── Supplied information ──

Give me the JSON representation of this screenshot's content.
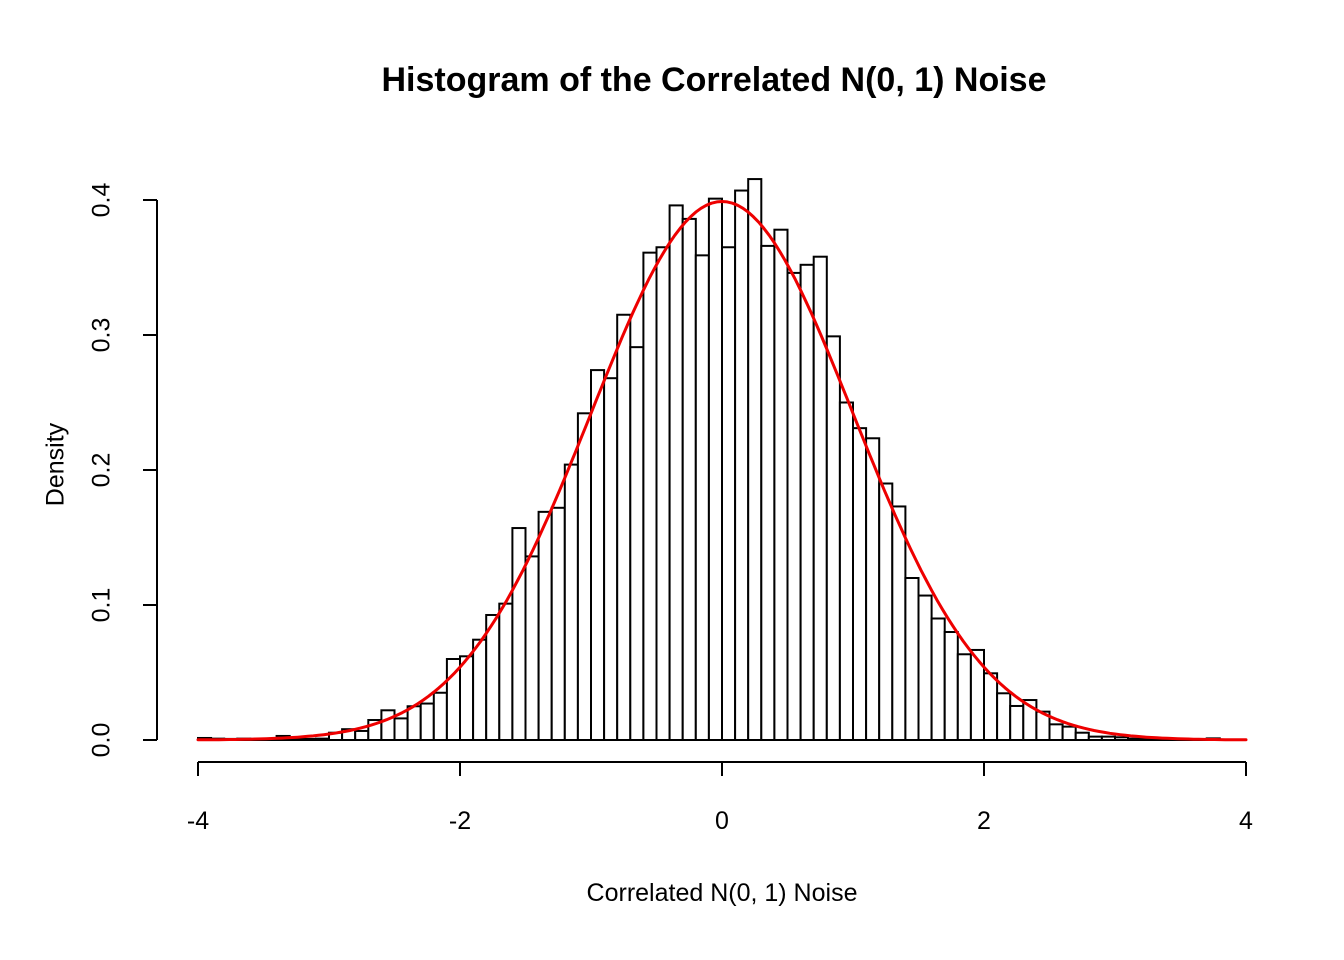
{
  "title": "Histogram of the Correlated N(0, 1) Noise",
  "x_axis": {
    "label": "Correlated N(0, 1) Noise",
    "tick_values": [
      -4,
      -2,
      0,
      2,
      4
    ],
    "tick_labels": [
      "-4",
      "-2",
      "0",
      "2",
      "4"
    ],
    "range": [
      -4,
      4
    ]
  },
  "y_axis": {
    "label": "Density",
    "tick_values": [
      0.0,
      0.1,
      0.2,
      0.3,
      0.4
    ],
    "tick_labels": [
      "0.0",
      "0.1",
      "0.2",
      "0.3",
      "0.4"
    ],
    "range": [
      0,
      0.4
    ]
  },
  "colors": {
    "background": "#ffffff",
    "bar_fill": "#ffffff",
    "bar_stroke": "#000000",
    "curve": "#ee0000",
    "axis": "#000000",
    "text": "#000000"
  },
  "chart_data": {
    "type": "bar",
    "subtype": "histogram",
    "title": "Histogram of the Correlated N(0, 1) Noise",
    "xlabel": "Correlated N(0, 1) Noise",
    "ylabel": "Density",
    "xlim": [
      -4,
      4
    ],
    "ylim": [
      0,
      0.4
    ],
    "grid": false,
    "bin_start": -4.0,
    "bin_width": 0.1,
    "bin_heights": [
      0.0015,
      0.001,
      0.0008,
      0.001,
      0.0008,
      0.001,
      0.003,
      0.001,
      0.0008,
      0.001,
      0.0054,
      0.008,
      0.0067,
      0.0148,
      0.022,
      0.016,
      0.025,
      0.027,
      0.035,
      0.06,
      0.062,
      0.0743,
      0.0926,
      0.101,
      0.157,
      0.136,
      0.169,
      0.172,
      0.204,
      0.242,
      0.274,
      0.268,
      0.315,
      0.291,
      0.361,
      0.365,
      0.396,
      0.386,
      0.359,
      0.401,
      0.365,
      0.407,
      0.4155,
      0.366,
      0.378,
      0.346,
      0.352,
      0.358,
      0.299,
      0.25,
      0.231,
      0.2235,
      0.19,
      0.173,
      0.12,
      0.107,
      0.09,
      0.08,
      0.0635,
      0.0667,
      0.0494,
      0.0346,
      0.0252,
      0.0296,
      0.021,
      0.0116,
      0.0099,
      0.0054,
      0.0025,
      0.0025,
      0.002,
      0.001,
      0.001,
      0,
      0,
      0,
      0,
      0.0012,
      0,
      0
    ],
    "overlay_curve": {
      "type": "normal-density",
      "mean": 0,
      "sd": 1,
      "peak_density": 0.3989,
      "x_range": [
        -4,
        4
      ],
      "color": "#ee0000"
    }
  }
}
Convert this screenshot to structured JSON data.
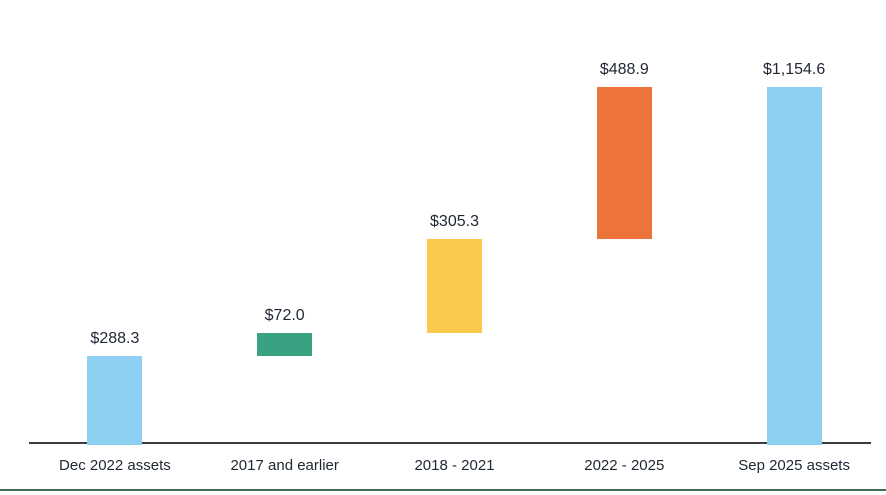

───

Leave the images out and output the remaining material exactly as it stands.

Give me the JSON representation of this screenshot's content.
{
  "title": "Histogram of the Correlated N(0, 1) Noise",
  "x_axis": {
    "label": "Correlated N(0, 1) Noise",
    "tick_values": [
      -4,
      -2,
      0,
      2,
      4
    ],
    "tick_labels": [
      "-4",
      "-2",
      "0",
      "2",
      "4"
    ],
    "range": [
      -4,
      4
    ]
  },
  "y_axis": {
    "label": "Density",
    "tick_values": [
      0.0,
      0.1,
      0.2,
      0.3,
      0.4
    ],
    "tick_labels": [
      "0.0",
      "0.1",
      "0.2",
      "0.3",
      "0.4"
    ],
    "range": [
      0,
      0.4
    ]
  },
  "colors": {
    "background": "#ffffff",
    "bar_fill": "#ffffff",
    "bar_stroke": "#000000",
    "curve": "#ee0000",
    "axis": "#000000",
    "text": "#000000"
  },
  "chart_data": {
    "type": "bar",
    "subtype": "histogram",
    "title": "Histogram of the Correlated N(0, 1) Noise",
    "xlabel": "Correlated N(0, 1) Noise",
    "ylabel": "Density",
    "xlim": [
      -4,
      4
    ],
    "ylim": [
      0,
      0.4
    ],
    "grid": false,
    "bin_start": -4.0,
    "bin_width": 0.1,
    "bin_heights": [
      0.0015,
      0.001,
      0.0008,
      0.001,
      0.0008,
      0.001,
      0.003,
      0.001,
      0.0008,
      0.001,
      0.0054,
      0.008,
      0.0067,
      0.0148,
      0.022,
      0.016,
      0.025,
      0.027,
      0.035,
      0.06,
      0.062,
      0.0743,
      0.0926,
      0.101,
      0.157,
      0.136,
      0.169,
      0.172,
      0.204,
      0.242,
      0.274,
      0.268,
      0.315,
      0.291,
      0.361,
      0.365,
      0.396,
      0.386,
      0.359,
      0.401,
      0.365,
      0.407,
      0.4155,
      0.366,
      0.378,
      0.346,
      0.352,
      0.358,
      0.299,
      0.25,
      0.231,
      0.2235,
      0.19,
      0.173,
      0.12,
      0.107,
      0.09,
      0.08,
      0.0635,
      0.0667,
      0.0494,
      0.0346,
      0.0252,
      0.0296,
      0.021,
      0.0116,
      0.0099,
      0.0054,
      0.0025,
      0.0025,
      0.002,
      0.001,
      0.001,
      0,
      0,
      0,
      0,
      0.0012,
      0,
      0
    ],
    "overlay_curve": {
      "type": "normal-density",
      "mean": 0,
      "sd": 1,
      "peak_density": 0.3989,
      "x_range": [
        -4,
        4
      ],
      "color": "#ee0000"
    }
  }
}
Convert this screenshot to structured JSON data.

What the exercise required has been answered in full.